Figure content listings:
— Begin —

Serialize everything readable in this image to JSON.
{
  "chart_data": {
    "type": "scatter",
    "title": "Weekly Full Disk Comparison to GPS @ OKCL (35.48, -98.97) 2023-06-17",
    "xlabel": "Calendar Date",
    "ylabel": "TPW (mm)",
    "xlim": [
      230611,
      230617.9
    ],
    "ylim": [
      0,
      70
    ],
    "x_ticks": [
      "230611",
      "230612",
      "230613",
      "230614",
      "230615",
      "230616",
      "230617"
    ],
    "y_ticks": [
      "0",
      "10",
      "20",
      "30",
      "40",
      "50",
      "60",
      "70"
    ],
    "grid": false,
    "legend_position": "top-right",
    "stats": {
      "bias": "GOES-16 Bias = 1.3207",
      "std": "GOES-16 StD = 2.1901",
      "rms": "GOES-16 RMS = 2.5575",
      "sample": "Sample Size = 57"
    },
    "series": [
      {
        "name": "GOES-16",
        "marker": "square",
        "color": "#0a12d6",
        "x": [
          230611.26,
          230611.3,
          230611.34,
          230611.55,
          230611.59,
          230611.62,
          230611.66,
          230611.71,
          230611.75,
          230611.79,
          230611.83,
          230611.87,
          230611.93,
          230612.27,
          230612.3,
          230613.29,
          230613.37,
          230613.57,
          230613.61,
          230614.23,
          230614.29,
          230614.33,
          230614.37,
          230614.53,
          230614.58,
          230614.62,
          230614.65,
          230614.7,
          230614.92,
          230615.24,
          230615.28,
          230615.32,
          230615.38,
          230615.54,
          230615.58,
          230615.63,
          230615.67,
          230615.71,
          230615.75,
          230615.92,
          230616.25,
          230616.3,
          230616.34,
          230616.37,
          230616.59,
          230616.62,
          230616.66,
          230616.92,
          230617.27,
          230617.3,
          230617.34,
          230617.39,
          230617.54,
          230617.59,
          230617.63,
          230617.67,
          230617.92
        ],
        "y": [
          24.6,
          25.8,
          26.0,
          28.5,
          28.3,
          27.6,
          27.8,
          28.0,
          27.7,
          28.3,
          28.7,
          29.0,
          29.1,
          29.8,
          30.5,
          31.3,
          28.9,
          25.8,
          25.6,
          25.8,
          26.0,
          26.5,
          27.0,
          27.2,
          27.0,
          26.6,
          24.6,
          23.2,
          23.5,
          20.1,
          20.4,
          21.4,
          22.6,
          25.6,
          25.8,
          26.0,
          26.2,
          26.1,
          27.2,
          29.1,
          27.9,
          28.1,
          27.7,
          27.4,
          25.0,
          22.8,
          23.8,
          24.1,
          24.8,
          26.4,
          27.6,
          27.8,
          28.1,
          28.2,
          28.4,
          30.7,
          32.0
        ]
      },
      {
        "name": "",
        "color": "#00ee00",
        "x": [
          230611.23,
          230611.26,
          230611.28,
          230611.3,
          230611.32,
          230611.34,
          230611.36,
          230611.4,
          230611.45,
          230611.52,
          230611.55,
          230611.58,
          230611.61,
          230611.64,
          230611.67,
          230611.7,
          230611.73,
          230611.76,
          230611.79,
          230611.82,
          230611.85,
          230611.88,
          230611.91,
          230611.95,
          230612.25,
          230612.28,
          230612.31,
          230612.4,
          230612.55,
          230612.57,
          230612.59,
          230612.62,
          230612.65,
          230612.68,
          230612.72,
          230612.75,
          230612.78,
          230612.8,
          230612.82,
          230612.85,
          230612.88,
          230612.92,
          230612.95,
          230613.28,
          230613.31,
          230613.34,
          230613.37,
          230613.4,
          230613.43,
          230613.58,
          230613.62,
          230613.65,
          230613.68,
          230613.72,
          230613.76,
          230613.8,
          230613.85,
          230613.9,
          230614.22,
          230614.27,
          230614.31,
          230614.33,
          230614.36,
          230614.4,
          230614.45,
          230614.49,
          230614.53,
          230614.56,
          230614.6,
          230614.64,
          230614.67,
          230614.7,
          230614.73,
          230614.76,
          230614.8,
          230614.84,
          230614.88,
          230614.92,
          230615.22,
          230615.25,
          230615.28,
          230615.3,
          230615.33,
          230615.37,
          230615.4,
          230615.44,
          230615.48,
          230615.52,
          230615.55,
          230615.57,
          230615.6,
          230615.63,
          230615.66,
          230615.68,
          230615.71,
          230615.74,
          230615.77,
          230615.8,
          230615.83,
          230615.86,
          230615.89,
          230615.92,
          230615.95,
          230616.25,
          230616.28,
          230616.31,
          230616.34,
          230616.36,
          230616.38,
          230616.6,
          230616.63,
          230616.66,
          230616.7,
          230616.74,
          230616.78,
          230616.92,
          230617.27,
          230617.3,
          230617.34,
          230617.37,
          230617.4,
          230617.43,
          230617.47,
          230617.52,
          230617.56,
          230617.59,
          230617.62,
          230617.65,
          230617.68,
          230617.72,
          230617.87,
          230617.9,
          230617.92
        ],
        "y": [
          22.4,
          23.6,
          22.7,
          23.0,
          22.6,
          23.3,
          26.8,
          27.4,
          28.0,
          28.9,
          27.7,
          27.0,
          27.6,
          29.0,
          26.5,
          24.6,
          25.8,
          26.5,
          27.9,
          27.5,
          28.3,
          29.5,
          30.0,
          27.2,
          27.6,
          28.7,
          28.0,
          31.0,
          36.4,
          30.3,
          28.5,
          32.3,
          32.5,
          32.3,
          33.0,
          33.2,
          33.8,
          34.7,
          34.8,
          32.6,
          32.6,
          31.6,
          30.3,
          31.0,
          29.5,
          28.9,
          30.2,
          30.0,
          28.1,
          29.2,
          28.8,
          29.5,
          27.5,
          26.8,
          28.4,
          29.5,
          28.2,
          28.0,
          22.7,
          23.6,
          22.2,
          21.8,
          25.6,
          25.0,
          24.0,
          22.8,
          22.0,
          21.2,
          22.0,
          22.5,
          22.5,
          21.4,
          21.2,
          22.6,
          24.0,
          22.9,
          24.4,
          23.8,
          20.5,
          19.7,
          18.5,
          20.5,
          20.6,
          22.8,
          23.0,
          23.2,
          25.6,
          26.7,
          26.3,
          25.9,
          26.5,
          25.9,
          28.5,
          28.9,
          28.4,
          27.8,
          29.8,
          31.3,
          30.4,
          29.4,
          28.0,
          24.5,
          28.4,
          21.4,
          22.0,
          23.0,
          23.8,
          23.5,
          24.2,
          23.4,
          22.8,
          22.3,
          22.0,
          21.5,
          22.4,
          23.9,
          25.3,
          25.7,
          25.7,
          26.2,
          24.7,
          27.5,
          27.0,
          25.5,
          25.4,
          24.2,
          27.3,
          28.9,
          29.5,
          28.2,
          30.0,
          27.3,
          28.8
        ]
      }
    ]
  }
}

— End —

TASK TO CARRY OUT | Give back the data above exactly as it appears.

CORRECT ANSWER |
Serialize everything readable in this image to JSON.
{
  "chart_data": {
    "type": "scatter",
    "title": "Weekly Full Disk Comparison to GPS @ OKCL (35.48, -98.97) 2023-06-17",
    "xlabel": "Calendar Date",
    "ylabel": "TPW (mm)",
    "xlim": [
      230611,
      230617.9
    ],
    "ylim": [
      0,
      70
    ],
    "x_ticks": [
      "230611",
      "230612",
      "230613",
      "230614",
      "230615",
      "230616",
      "230617"
    ],
    "y_ticks": [
      "0",
      "10",
      "20",
      "30",
      "40",
      "50",
      "60",
      "70"
    ],
    "grid": false,
    "legend_position": "top-right",
    "stats": {
      "bias": "GOES-16 Bias = 1.3207",
      "std": "GOES-16 StD = 2.1901",
      "rms": "GOES-16 RMS = 2.5575",
      "sample": "Sample Size = 57"
    },
    "series": [
      {
        "name": "GOES-16",
        "marker": "square",
        "color": "#0a12d6",
        "x": [
          230611.26,
          230611.3,
          230611.34,
          230611.55,
          230611.59,
          230611.62,
          230611.66,
          230611.71,
          230611.75,
          230611.79,
          230611.83,
          230611.87,
          230611.93,
          230612.27,
          230612.3,
          230613.29,
          230613.37,
          230613.57,
          230613.61,
          230614.23,
          230614.29,
          230614.33,
          230614.37,
          230614.53,
          230614.58,
          230614.62,
          230614.65,
          230614.7,
          230614.92,
          230615.24,
          230615.28,
          230615.32,
          230615.38,
          230615.54,
          230615.58,
          230615.63,
          230615.67,
          230615.71,
          230615.75,
          230615.92,
          230616.25,
          230616.3,
          230616.34,
          230616.37,
          230616.59,
          230616.62,
          230616.66,
          230616.92,
          230617.27,
          230617.3,
          230617.34,
          230617.39,
          230617.54,
          230617.59,
          230617.63,
          230617.67,
          230617.92
        ],
        "y": [
          24.6,
          25.8,
          26.0,
          28.5,
          28.3,
          27.6,
          27.8,
          28.0,
          27.7,
          28.3,
          28.7,
          29.0,
          29.1,
          29.8,
          30.5,
          31.3,
          28.9,
          25.8,
          25.6,
          25.8,
          26.0,
          26.5,
          27.0,
          27.2,
          27.0,
          26.6,
          24.6,
          23.2,
          23.5,
          20.1,
          20.4,
          21.4,
          22.6,
          25.6,
          25.8,
          26.0,
          26.2,
          26.1,
          27.2,
          29.1,
          27.9,
          28.1,
          27.7,
          27.4,
          25.0,
          22.8,
          23.8,
          24.1,
          24.8,
          26.4,
          27.6,
          27.8,
          28.1,
          28.2,
          28.4,
          30.7,
          32.0
        ]
      },
      {
        "name": "",
        "color": "#00ee00",
        "x": [
          230611.23,
          230611.26,
          230611.28,
          230611.3,
          230611.32,
          230611.34,
          230611.36,
          230611.4,
          230611.45,
          230611.52,
          230611.55,
          230611.58,
          230611.61,
          230611.64,
          230611.67,
          230611.7,
          230611.73,
          230611.76,
          230611.79,
          230611.82,
          230611.85,
          230611.88,
          230611.91,
          230611.95,
          230612.25,
          230612.28,
          230612.31,
          230612.4,
          230612.55,
          230612.57,
          230612.59,
          230612.62,
          230612.65,
          230612.68,
          230612.72,
          230612.75,
          230612.78,
          230612.8,
          230612.82,
          230612.85,
          230612.88,
          230612.92,
          230612.95,
          230613.28,
          230613.31,
          230613.34,
          230613.37,
          230613.4,
          230613.43,
          230613.58,
          230613.62,
          230613.65,
          230613.68,
          230613.72,
          230613.76,
          230613.8,
          230613.85,
          230613.9,
          230614.22,
          230614.27,
          230614.31,
          230614.33,
          230614.36,
          230614.4,
          230614.45,
          230614.49,
          230614.53,
          230614.56,
          230614.6,
          230614.64,
          230614.67,
          230614.7,
          230614.73,
          230614.76,
          230614.8,
          230614.84,
          230614.88,
          230614.92,
          230615.22,
          230615.25,
          230615.28,
          230615.3,
          230615.33,
          230615.37,
          230615.4,
          230615.44,
          230615.48,
          230615.52,
          230615.55,
          230615.57,
          230615.6,
          230615.63,
          230615.66,
          230615.68,
          230615.71,
          230615.74,
          230615.77,
          230615.8,
          230615.83,
          230615.86,
          230615.89,
          230615.92,
          230615.95,
          230616.25,
          230616.28,
          230616.31,
          230616.34,
          230616.36,
          230616.38,
          230616.6,
          230616.63,
          230616.66,
          230616.7,
          230616.74,
          230616.78,
          230616.92,
          230617.27,
          230617.3,
          230617.34,
          230617.37,
          230617.4,
          230617.43,
          230617.47,
          230617.52,
          230617.56,
          230617.59,
          230617.62,
          230617.65,
          230617.68,
          230617.72,
          230617.87,
          230617.9,
          230617.92
        ],
        "y": [
          22.4,
          23.6,
          22.7,
          23.0,
          22.6,
          23.3,
          26.8,
          27.4,
          28.0,
          28.9,
          27.7,
          27.0,
          27.6,
          29.0,
          26.5,
          24.6,
          25.8,
          26.5,
          27.9,
          27.5,
          28.3,
          29.5,
          30.0,
          27.2,
          27.6,
          28.7,
          28.0,
          31.0,
          36.4,
          30.3,
          28.5,
          32.3,
          32.5,
          32.3,
          33.0,
          33.2,
          33.8,
          34.7,
          34.8,
          32.6,
          32.6,
          31.6,
          30.3,
          31.0,
          29.5,
          28.9,
          30.2,
          30.0,
          28.1,
          29.2,
          28.8,
          29.5,
          27.5,
          26.8,
          28.4,
          29.5,
          28.2,
          28.0,
          22.7,
          23.6,
          22.2,
          21.8,
          25.6,
          25.0,
          24.0,
          22.8,
          22.0,
          21.2,
          22.0,
          22.5,
          22.5,
          21.4,
          21.2,
          22.6,
          24.0,
          22.9,
          24.4,
          23.8,
          20.5,
          19.7,
          18.5,
          20.5,
          20.6,
          22.8,
          23.0,
          23.2,
          25.6,
          26.7,
          26.3,
          25.9,
          26.5,
          25.9,
          28.5,
          28.9,
          28.4,
          27.8,
          29.8,
          31.3,
          30.4,
          29.4,
          28.0,
          24.5,
          28.4,
          21.4,
          22.0,
          23.0,
          23.8,
          23.5,
          24.2,
          23.4,
          22.8,
          22.3,
          22.0,
          21.5,
          22.4,
          23.9,
          25.3,
          25.7,
          25.7,
          26.2,
          24.7,
          27.5,
          27.0,
          25.5,
          25.4,
          24.2,
          27.3,
          28.9,
          29.5,
          28.2,
          30.0,
          27.3,
          28.8
        ]
      }
    ]
  }
}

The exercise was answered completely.